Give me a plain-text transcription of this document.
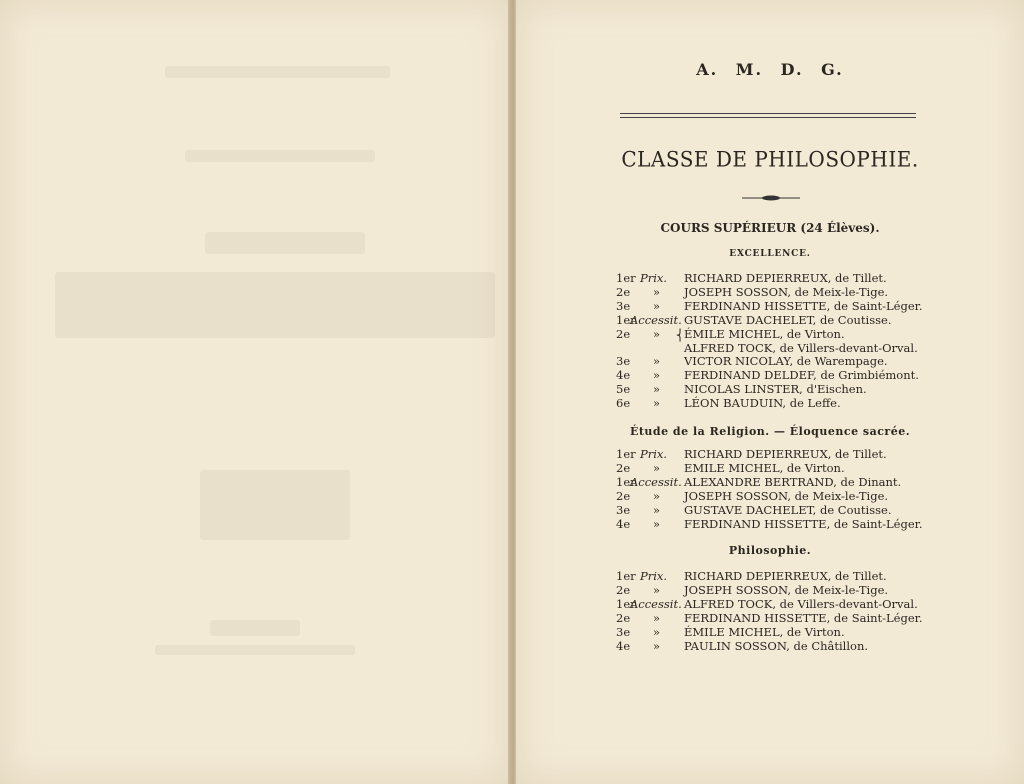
A. M. D. G.
CLASSE DE PHILOSOPHIE.
COURS SUPÉRIEUR (24 Élèves).
EXCELLENCE.
1er Prix. RICHARD DEPIERREUX, de Tillet.
2e » JOSEPH SOSSON, de Meix-le-Tige.
3e » FERDINAND HISSETTE, de Saint-Léger.
1er
Accessit. GUSTAVE DACHELET, de Coutisse.
2e » ÉMILE MICHEL, de Virton.
ALFRED TOCK, de Villers-devant-Orval.
3e » VICTOR NICOLAY, de Warempage.
4e » FERDINAND DELDEF, de Grimbiémont.
5e » NICOLAS LINSTER, d'Eischen.
6e » LÉON BAUDUIN, de Leffe.
⎨
Étude de la Religion. — Éloquence sacrée.
1er Prix. RICHARD DEPIERREUX, de Tillet.
2e » EMILE MICHEL, de Virton.
1er
Accessit. ALEXANDRE BERTRAND, de Dinant.
2e » JOSEPH SOSSON, de Meix-le-Tige.
3e » GUSTAVE DACHELET, de Coutisse.
4e » FERDINAND HISSETTE, de Saint-Léger.
Philosophie.
1er Prix. RICHARD DEPIERREUX, de Tillet.
2e » JOSEPH SOSSON, de Meix-le-Tige.
1er
Accessit. ALFRED TOCK, de Villers-devant-Orval.
2e » FERDINAND HISSETTE, de Saint-Léger.
3e » ÉMILE MICHEL, de Virton.
4e » PAULIN SOSSON, de Châtillon.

- **Set problem**:
Above are the records. Identify each line that contains the word "Saint".

- **Expected output**:
3e » FERDINAND HISSETTE, de Saint-Léger.
4e » FERDINAND HISSETTE, de Saint-Léger.
2e » FERDINAND HISSETTE, de Saint-Léger.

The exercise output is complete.